▶ Problem to work on
Could you print all the entries exactly?
START Material shown
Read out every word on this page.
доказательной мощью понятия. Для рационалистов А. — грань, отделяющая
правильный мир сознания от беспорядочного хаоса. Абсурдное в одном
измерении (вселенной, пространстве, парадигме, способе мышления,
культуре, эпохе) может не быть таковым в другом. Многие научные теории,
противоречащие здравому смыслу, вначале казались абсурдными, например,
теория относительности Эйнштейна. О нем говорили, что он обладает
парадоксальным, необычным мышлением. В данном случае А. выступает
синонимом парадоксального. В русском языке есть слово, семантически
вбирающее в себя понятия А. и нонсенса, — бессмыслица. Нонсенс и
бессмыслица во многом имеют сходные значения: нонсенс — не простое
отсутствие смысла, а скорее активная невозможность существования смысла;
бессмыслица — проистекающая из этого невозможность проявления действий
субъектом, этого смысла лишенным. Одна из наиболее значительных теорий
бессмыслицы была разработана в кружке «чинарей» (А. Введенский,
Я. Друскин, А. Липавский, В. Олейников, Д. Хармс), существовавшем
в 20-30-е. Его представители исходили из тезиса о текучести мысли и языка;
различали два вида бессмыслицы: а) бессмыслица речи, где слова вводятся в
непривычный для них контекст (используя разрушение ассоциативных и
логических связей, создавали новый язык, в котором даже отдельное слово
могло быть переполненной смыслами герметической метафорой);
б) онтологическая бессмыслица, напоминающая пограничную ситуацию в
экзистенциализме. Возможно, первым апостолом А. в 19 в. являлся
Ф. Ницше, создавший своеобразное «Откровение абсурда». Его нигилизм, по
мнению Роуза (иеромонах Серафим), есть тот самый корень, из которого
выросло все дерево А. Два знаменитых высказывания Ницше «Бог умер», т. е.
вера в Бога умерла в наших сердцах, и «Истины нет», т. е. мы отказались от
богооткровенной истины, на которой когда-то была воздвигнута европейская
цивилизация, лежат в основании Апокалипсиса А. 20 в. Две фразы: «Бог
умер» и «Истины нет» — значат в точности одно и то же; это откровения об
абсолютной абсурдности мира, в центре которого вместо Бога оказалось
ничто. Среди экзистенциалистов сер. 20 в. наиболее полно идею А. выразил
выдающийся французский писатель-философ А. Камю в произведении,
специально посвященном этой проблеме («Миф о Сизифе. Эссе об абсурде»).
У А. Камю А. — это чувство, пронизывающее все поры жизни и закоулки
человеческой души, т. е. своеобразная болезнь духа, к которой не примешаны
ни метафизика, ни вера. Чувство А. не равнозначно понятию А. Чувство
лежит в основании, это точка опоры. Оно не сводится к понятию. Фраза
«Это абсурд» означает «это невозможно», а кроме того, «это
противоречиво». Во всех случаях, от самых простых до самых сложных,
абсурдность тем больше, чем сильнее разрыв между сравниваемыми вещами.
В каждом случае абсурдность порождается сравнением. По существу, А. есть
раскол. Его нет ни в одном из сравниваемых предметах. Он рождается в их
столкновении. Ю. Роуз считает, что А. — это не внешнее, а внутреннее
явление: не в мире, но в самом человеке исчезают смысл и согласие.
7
END Material shown
▶ Finished task
Read out every word on this page.
доказательной мощью понятия. Для рационалистов А. — грань, отделяющая
правильный мир сознания от беспорядочного хаоса. Абсурдное в одном
измерении (вселенной, пространстве, парадигме, способе мышления,
культуре, эпохе) может не быть таковым в другом. Многие научные теории,
противоречащие здравому смыслу, вначале казались абсурдными, например,
теория относительности Эйнштейна. О нем говорили, что он обладает
парадоксальным, необычным мышлением. В данном случае А. выступает
синонимом парадоксального. В русском языке есть слово, семантически
вбирающее в себя понятия А. и нонсенса, — бессмыслица. Нонсенс и
бессмыслица во многом имеют сходные значения: нонсенс — не простое
отсутствие смысла, а скорее активная невозможность существования смысла;
бессмыслица — проистекающая из этого невозможность проявления действий
субъектом, этого смысла лишенным. Одна из наиболее значительных теорий
бессмыслицы была разработана в кружке «чинарей» (А. Введенский,
Я. Друскин, А. Липавский, В. Олейников, Д. Хармс), существовавшем
в 20-30-е. Его представители исходили из тезиса о текучести мысли и языка;
различали два вида бессмыслицы: а) бессмыслица речи, где слова вводятся в
непривычный для них контекст (используя разрушение ассоциативных и
логических связей, создавали новый язык, в котором даже отдельное слово
могло быть переполненной смыслами герметической метафорой);
б) онтологическая бессмыслица, напоминающая пограничную ситуацию в
экзистенциализме. Возможно, первым апостолом А. в 19 в. являлся
Ф. Ницше, создавший своеобразное «Откровение абсурда». Его нигилизм, по
мнению Роуза (иеромонах Серафим), есть тот самый корень, из которого
выросло все дерево А. Два знаменитых высказывания Ницше «Бог умер», т. е.
вера в Бога умерла в наших сердцах, и «Истины нет», т. е. мы отказались от
богооткровенной истины, на которой когда-то была воздвигнута европейская
цивилизация, лежат в основании Апокалипсиса А. 20 в. Две фразы: «Бог
умер» и «Истины нет» — значат в точности одно и то же; это откровения об
абсолютной абсурдности мира, в центре которого вместо Бога оказалось
ничто. Среди экзистенциалистов сер. 20 в. наиболее полно идею А. выразил
выдающийся французский писатель-философ А. Камю в произведении,
специально посвященном этой проблеме («Миф о Сизифе. Эссе об абсурде»).
У А. Камю А. — это чувство, пронизывающее все поры жизни и закоулки
человеческой души, т. е. своеобразная болезнь духа, к которой не примешаны
ни метафизика, ни вера. Чувство А. не равнозначно понятию А. Чувство
лежит в основании, это точка опоры. Оно не сводится к понятию. Фраза
«Это абсурд» означает «это невозможно», а кроме того, «это
противоречиво». Во всех случаях, от самых простых до самых сложных,
абсурдность тем больше, чем сильнее разрыв между сравниваемыми вещами.
В каждом случае абсурдность порождается сравнением. По существу, А. есть
раскол. Его нет ни в одном из сравниваемых предметах. Он рождается в их
столкновении. Ю. Роуз считает, что А. — это не внешнее, а внутреннее
явление: не в мире, но в самом человеке исчезают смысл и согласие.
7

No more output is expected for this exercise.